→ What is being asked
Print the entries in full, word for word, but not the pictures.

→ Records from a dataset
··········

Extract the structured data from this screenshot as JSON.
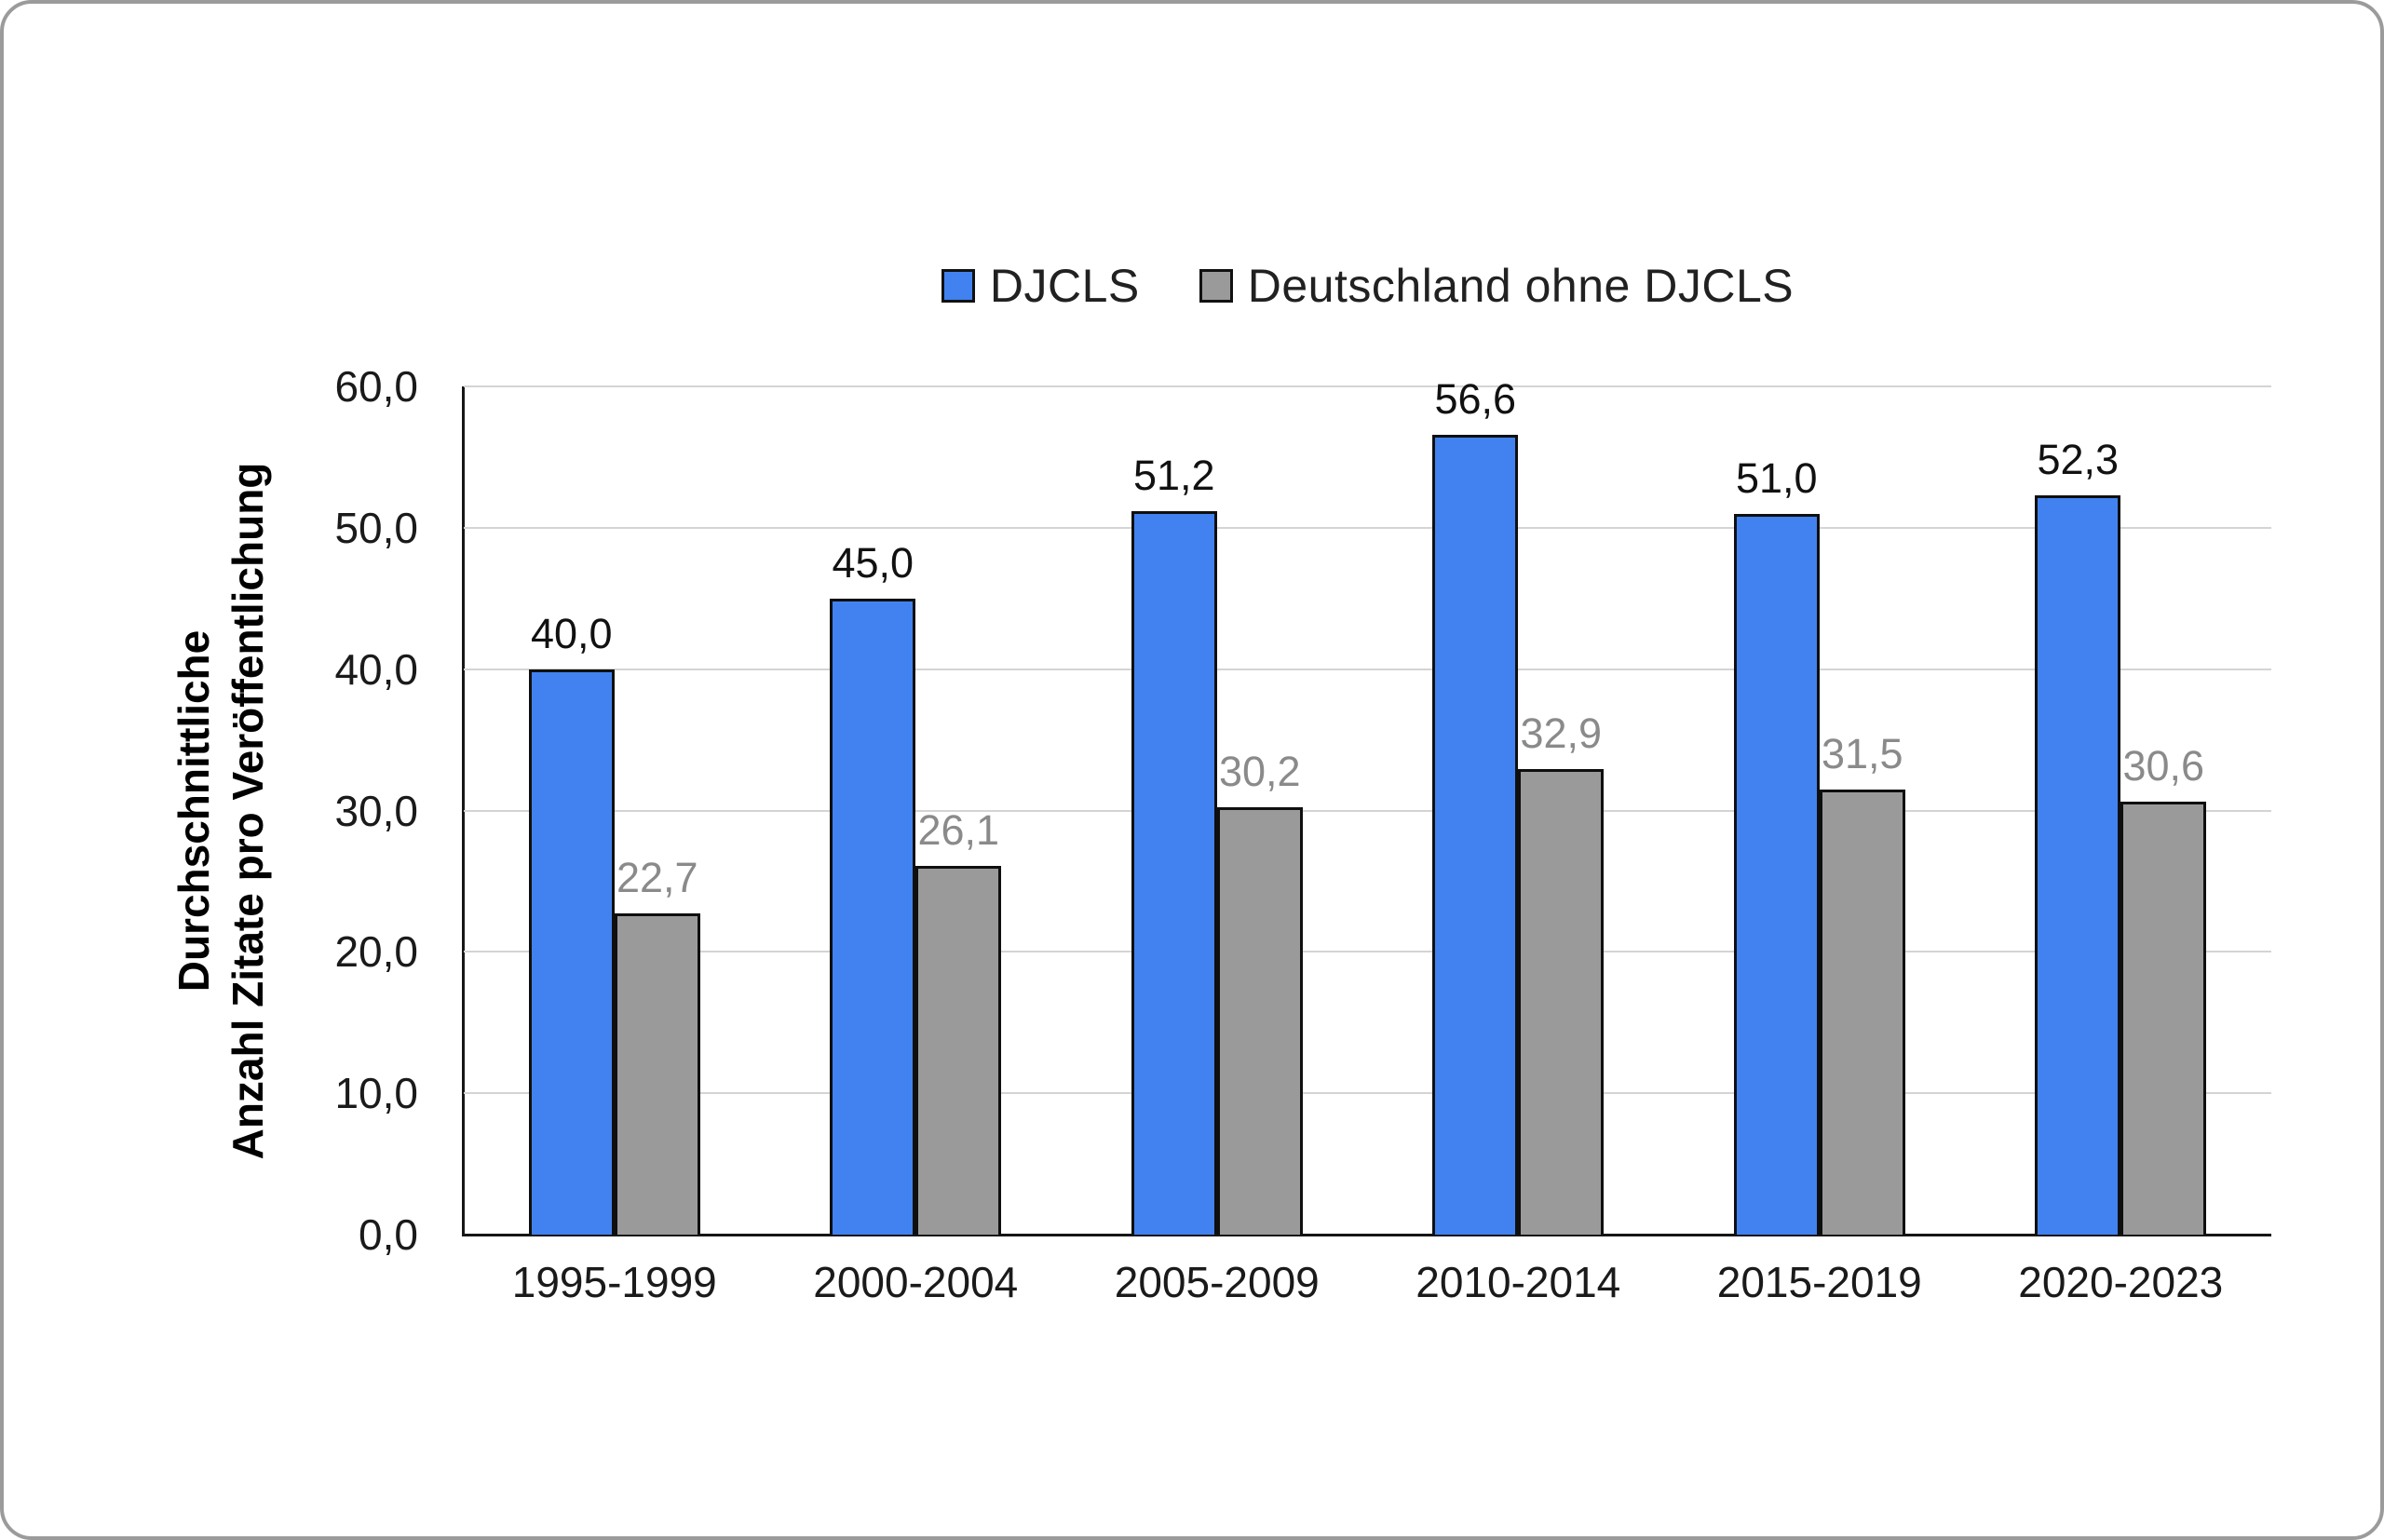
{
  "legend": {
    "items": [
      {
        "label": "DJCLS",
        "color": "#4182F0"
      },
      {
        "label": "Deutschland ohne DJCLS",
        "color": "#9A9A9A"
      }
    ]
  },
  "y_axis": {
    "title_line1": "Durchschnittliche",
    "title_line2": "Anzahl Zitate pro Veröffentlichung",
    "ticks": [
      "60,0",
      "50,0",
      "40,0",
      "30,0",
      "20,0",
      "10,0",
      "0,0"
    ]
  },
  "chart_data": {
    "type": "bar",
    "categories": [
      "1995-1999",
      "2000-2004",
      "2005-2009",
      "2010-2014",
      "2015-2019",
      "2020-2023"
    ],
    "series": [
      {
        "name": "DJCLS",
        "color": "#4182F0",
        "values": [
          40.0,
          45.0,
          51.2,
          56.6,
          51.0,
          52.3
        ],
        "labels": [
          "40,0",
          "45,0",
          "51,2",
          "56,6",
          "51,0",
          "52,3"
        ],
        "label_color": "#111111"
      },
      {
        "name": "Deutschland ohne DJCLS",
        "color": "#9A9A9A",
        "values": [
          22.7,
          26.1,
          30.2,
          32.9,
          31.5,
          30.6
        ],
        "labels": [
          "22,7",
          "26,1",
          "30,2",
          "32,9",
          "31,5",
          "30,6"
        ],
        "label_color": "#8a8a8a"
      }
    ],
    "title": "",
    "xlabel": "",
    "ylabel": "Durchschnittliche Anzahl Zitate pro Veröffentlichung",
    "ylim": [
      0,
      60
    ],
    "ytick_step": 10,
    "grid": true,
    "legend_position": "top"
  }
}
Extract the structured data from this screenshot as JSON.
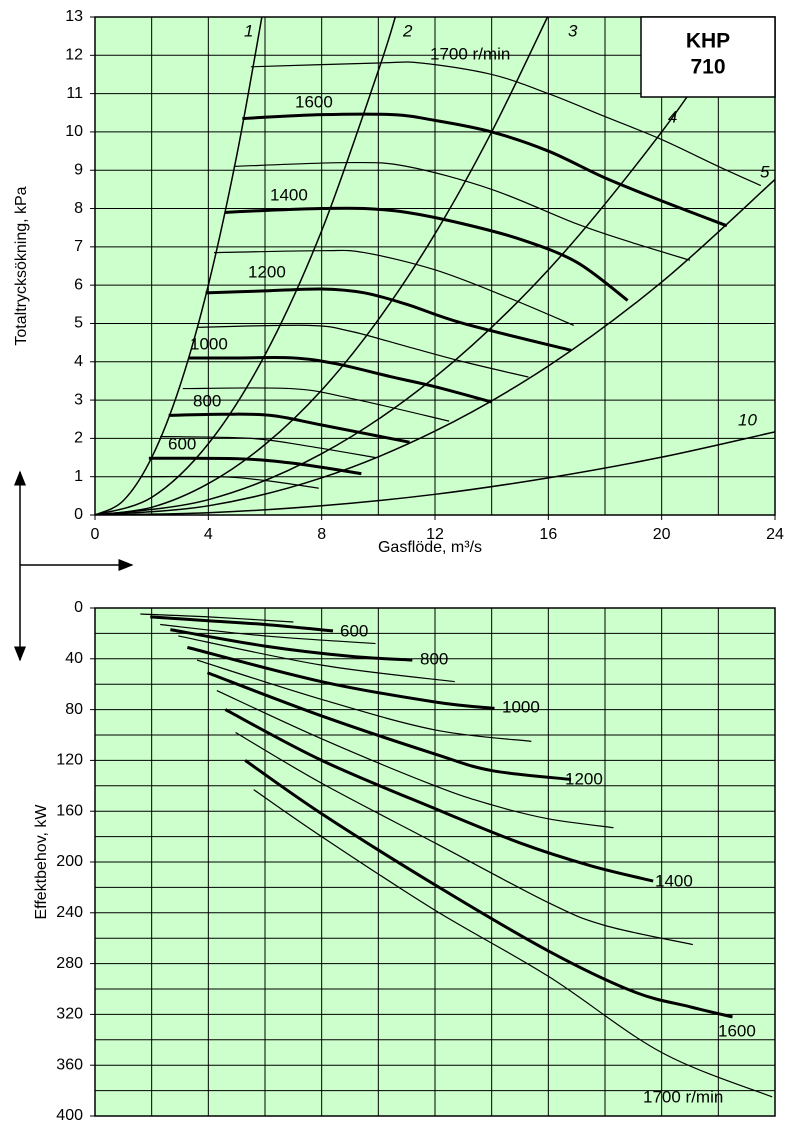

··········

→ Written answer
Extract the structured data from this screenshot as JSON.
{
  "legend": {
    "items": [
      {
        "label": "DJCLS",
        "color": "#4182F0"
      },
      {
        "label": "Deutschland ohne DJCLS",
        "color": "#9A9A9A"
      }
    ]
  },
  "y_axis": {
    "title_line1": "Durchschnittliche",
    "title_line2": "Anzahl Zitate pro Veröffentlichung",
    "ticks": [
      "60,0",
      "50,0",
      "40,0",
      "30,0",
      "20,0",
      "10,0",
      "0,0"
    ]
  },
  "chart_data": {
    "type": "bar",
    "categories": [
      "1995-1999",
      "2000-2004",
      "2005-2009",
      "2010-2014",
      "2015-2019",
      "2020-2023"
    ],
    "series": [
      {
        "name": "DJCLS",
        "color": "#4182F0",
        "values": [
          40.0,
          45.0,
          51.2,
          56.6,
          51.0,
          52.3
        ],
        "labels": [
          "40,0",
          "45,0",
          "51,2",
          "56,6",
          "51,0",
          "52,3"
        ],
        "label_color": "#111111"
      },
      {
        "name": "Deutschland ohne DJCLS",
        "color": "#9A9A9A",
        "values": [
          22.7,
          26.1,
          30.2,
          32.9,
          31.5,
          30.6
        ],
        "labels": [
          "22,7",
          "26,1",
          "30,2",
          "32,9",
          "31,5",
          "30,6"
        ],
        "label_color": "#8a8a8a"
      }
    ],
    "title": "",
    "xlabel": "",
    "ylabel": "Durchschnittliche Anzahl Zitate pro Veröffentlichung",
    "ylim": [
      0,
      60
    ],
    "ytick_step": 10,
    "grid": true,
    "legend_position": "top"
  }
}
Extract the structured data from this screenshot as JSON.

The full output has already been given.